**WHAT YOU WILL DO**
Gather all lines containing the string "Resolve" and copy them out.

________________________________________

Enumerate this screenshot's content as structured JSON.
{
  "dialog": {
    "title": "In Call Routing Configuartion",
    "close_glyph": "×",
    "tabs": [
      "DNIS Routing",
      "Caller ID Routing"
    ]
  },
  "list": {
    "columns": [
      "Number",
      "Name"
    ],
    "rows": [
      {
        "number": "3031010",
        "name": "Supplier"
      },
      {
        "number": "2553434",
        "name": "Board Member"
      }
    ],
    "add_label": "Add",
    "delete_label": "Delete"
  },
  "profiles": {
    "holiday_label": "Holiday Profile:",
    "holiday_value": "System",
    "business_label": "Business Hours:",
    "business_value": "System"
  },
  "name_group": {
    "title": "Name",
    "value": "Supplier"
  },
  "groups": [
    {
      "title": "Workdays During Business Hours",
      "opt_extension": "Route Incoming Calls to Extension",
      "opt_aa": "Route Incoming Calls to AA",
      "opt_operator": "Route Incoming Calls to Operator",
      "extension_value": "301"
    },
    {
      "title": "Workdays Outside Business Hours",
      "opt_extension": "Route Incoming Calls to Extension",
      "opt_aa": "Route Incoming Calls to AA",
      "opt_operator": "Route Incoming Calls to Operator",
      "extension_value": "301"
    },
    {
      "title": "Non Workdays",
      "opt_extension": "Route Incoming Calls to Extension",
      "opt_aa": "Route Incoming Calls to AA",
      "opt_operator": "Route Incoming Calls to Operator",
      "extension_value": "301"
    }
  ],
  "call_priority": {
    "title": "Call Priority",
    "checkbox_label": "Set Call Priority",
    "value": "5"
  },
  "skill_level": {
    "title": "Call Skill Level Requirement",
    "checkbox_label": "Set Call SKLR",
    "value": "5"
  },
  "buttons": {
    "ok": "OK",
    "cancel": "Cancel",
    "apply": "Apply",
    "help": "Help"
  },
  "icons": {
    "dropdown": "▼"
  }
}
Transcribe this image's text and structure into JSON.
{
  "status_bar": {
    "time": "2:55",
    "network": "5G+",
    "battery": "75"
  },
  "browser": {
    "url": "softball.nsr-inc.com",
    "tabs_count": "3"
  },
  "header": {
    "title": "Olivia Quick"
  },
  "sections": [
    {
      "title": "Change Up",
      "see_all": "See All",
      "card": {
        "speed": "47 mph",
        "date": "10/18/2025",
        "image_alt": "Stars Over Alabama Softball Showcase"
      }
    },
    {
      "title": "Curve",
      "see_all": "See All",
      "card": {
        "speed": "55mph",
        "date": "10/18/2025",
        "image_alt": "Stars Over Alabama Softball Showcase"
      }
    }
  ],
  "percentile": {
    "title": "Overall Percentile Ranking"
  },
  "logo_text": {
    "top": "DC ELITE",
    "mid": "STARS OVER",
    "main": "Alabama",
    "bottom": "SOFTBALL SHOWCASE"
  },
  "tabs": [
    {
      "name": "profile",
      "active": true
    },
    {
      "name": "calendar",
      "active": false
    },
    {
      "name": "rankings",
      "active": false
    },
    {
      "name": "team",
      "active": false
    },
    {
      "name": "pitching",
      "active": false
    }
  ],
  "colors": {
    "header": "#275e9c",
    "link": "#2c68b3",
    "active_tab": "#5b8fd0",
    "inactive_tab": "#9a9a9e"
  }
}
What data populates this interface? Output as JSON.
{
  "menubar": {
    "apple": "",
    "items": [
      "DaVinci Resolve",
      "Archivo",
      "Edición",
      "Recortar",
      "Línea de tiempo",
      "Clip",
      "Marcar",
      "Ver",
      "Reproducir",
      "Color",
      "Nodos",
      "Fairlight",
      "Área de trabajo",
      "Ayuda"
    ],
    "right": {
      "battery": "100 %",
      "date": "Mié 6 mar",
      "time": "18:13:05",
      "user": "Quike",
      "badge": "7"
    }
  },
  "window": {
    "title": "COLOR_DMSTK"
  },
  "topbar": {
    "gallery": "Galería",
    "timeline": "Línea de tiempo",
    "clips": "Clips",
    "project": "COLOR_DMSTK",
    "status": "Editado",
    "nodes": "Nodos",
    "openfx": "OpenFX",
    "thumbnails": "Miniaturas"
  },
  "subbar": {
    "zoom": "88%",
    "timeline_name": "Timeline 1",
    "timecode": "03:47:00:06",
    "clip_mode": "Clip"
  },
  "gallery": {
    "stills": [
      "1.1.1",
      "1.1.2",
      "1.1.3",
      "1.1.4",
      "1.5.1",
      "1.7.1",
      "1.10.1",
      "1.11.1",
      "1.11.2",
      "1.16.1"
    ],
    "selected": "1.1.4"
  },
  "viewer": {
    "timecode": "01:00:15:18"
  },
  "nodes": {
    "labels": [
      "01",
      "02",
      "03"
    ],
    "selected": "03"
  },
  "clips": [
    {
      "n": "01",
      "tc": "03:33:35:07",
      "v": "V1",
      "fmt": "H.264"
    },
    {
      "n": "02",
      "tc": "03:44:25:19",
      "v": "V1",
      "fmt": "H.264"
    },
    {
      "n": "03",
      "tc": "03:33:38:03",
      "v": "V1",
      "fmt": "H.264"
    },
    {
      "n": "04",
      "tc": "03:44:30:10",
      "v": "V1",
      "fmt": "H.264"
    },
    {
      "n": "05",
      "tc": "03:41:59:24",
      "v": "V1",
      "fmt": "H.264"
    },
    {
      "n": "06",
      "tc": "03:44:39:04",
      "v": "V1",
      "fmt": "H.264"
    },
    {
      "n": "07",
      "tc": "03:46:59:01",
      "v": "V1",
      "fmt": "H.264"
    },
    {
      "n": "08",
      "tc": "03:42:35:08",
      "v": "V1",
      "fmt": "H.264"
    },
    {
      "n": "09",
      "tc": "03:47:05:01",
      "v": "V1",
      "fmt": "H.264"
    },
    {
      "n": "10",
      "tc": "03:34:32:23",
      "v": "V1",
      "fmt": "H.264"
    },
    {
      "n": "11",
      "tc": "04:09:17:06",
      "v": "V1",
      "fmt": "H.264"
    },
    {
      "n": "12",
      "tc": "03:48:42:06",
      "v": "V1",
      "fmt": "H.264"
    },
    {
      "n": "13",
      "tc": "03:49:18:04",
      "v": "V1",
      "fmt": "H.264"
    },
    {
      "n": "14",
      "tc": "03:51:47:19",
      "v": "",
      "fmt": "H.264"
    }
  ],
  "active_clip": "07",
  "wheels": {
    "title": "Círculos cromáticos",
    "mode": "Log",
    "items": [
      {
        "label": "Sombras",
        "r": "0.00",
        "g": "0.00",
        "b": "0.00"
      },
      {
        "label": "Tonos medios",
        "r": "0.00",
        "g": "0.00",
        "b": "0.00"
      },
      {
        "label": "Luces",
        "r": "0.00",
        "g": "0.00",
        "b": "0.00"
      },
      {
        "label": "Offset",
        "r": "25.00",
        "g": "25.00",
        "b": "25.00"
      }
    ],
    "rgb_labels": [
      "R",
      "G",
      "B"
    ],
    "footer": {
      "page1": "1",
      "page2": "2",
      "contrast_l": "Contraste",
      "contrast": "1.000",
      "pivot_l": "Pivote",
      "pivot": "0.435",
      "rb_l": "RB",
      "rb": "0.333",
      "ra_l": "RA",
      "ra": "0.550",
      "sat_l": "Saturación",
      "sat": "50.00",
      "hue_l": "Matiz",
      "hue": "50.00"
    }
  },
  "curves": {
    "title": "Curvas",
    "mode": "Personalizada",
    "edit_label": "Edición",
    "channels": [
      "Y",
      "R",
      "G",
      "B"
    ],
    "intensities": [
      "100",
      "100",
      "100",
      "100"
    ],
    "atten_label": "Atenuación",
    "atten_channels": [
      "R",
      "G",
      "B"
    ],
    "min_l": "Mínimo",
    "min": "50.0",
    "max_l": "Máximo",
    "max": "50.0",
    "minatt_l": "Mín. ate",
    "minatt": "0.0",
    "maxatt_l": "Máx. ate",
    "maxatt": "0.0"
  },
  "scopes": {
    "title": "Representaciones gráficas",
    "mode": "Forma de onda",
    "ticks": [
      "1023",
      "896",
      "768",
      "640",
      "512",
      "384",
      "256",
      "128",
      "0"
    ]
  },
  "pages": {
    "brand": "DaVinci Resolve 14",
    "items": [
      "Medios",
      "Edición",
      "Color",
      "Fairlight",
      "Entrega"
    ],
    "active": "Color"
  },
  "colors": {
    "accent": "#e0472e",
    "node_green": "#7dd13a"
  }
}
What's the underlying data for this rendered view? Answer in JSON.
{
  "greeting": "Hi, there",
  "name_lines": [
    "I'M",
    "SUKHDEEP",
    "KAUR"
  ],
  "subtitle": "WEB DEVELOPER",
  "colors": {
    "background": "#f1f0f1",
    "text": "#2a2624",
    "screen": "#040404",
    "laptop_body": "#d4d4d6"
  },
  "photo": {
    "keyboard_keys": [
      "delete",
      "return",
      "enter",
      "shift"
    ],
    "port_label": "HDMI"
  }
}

________________________________________

**EXERCISE OUTPUT**
      "DaVinci Resolve",
    "brand": "DaVinci Resolve 14",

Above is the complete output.